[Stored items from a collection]
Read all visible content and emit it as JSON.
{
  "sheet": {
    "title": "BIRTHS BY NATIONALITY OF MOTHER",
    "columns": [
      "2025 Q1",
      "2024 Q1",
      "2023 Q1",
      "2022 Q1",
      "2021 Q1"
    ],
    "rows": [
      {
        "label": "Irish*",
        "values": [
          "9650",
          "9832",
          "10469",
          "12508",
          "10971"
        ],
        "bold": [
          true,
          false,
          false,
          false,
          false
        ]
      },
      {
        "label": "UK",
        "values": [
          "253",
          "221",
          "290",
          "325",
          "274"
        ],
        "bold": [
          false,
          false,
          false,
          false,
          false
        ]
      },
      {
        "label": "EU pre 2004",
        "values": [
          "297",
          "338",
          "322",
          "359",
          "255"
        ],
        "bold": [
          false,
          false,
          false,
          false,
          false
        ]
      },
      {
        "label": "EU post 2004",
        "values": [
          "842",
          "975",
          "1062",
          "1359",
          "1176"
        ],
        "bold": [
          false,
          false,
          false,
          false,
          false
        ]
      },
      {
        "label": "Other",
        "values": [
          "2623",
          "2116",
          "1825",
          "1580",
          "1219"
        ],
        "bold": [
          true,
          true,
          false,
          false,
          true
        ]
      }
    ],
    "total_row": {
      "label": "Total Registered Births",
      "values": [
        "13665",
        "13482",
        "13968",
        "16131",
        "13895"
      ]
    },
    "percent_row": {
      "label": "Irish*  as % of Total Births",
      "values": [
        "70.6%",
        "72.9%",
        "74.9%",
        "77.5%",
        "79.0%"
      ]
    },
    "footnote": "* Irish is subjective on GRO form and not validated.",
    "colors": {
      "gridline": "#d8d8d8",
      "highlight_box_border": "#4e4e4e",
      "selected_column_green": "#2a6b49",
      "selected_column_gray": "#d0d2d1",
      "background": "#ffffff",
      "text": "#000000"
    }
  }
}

• _What you should do_
Copy each line of the data exactly, leaving nothing out.

• _Answer to this exercise_
Read all visible content and emit it as JSON.
{
  "sheet": {
    "title": "BIRTHS BY NATIONALITY OF MOTHER",
    "columns": [
      "2025 Q1",
      "2024 Q1",
      "2023 Q1",
      "2022 Q1",
      "2021 Q1"
    ],
    "rows": [
      {
        "label": "Irish*",
        "values": [
          "9650",
          "9832",
          "10469",
          "12508",
          "10971"
        ],
        "bold": [
          true,
          false,
          false,
          false,
          false
        ]
      },
      {
        "label": "UK",
        "values": [
          "253",
          "221",
          "290",
          "325",
          "274"
        ],
        "bold": [
          false,
          false,
          false,
          false,
          false
        ]
      },
      {
        "label": "EU pre 2004",
        "values": [
          "297",
          "338",
          "322",
          "359",
          "255"
        ],
        "bold": [
          false,
          false,
          false,
          false,
          false
        ]
      },
      {
        "label": "EU post 2004",
        "values": [
          "842",
          "975",
          "1062",
          "1359",
          "1176"
        ],
        "bold": [
          false,
          false,
          false,
          false,
          false
        ]
      },
      {
        "label": "Other",
        "values": [
          "2623",
          "2116",
          "1825",
          "1580",
          "1219"
        ],
        "bold": [
          true,
          true,
          false,
          false,
          true
        ]
      }
    ],
    "total_row": {
      "label": "Total Registered Births",
      "values": [
        "13665",
        "13482",
        "13968",
        "16131",
        "13895"
      ]
    },
    "percent_row": {
      "label": "Irish*  as % of Total Births",
      "values": [
        "70.6%",
        "72.9%",
        "74.9%",
        "77.5%",
        "79.0%"
      ]
    },
    "footnote": "* Irish is subjective on GRO form and not validated.",
    "colors": {
      "gridline": "#d8d8d8",
      "highlight_box_border": "#4e4e4e",
      "selected_column_green": "#2a6b49",
      "selected_column_gray": "#d0d2d1",
      "background": "#ffffff",
      "text": "#000000"
    }
  }
}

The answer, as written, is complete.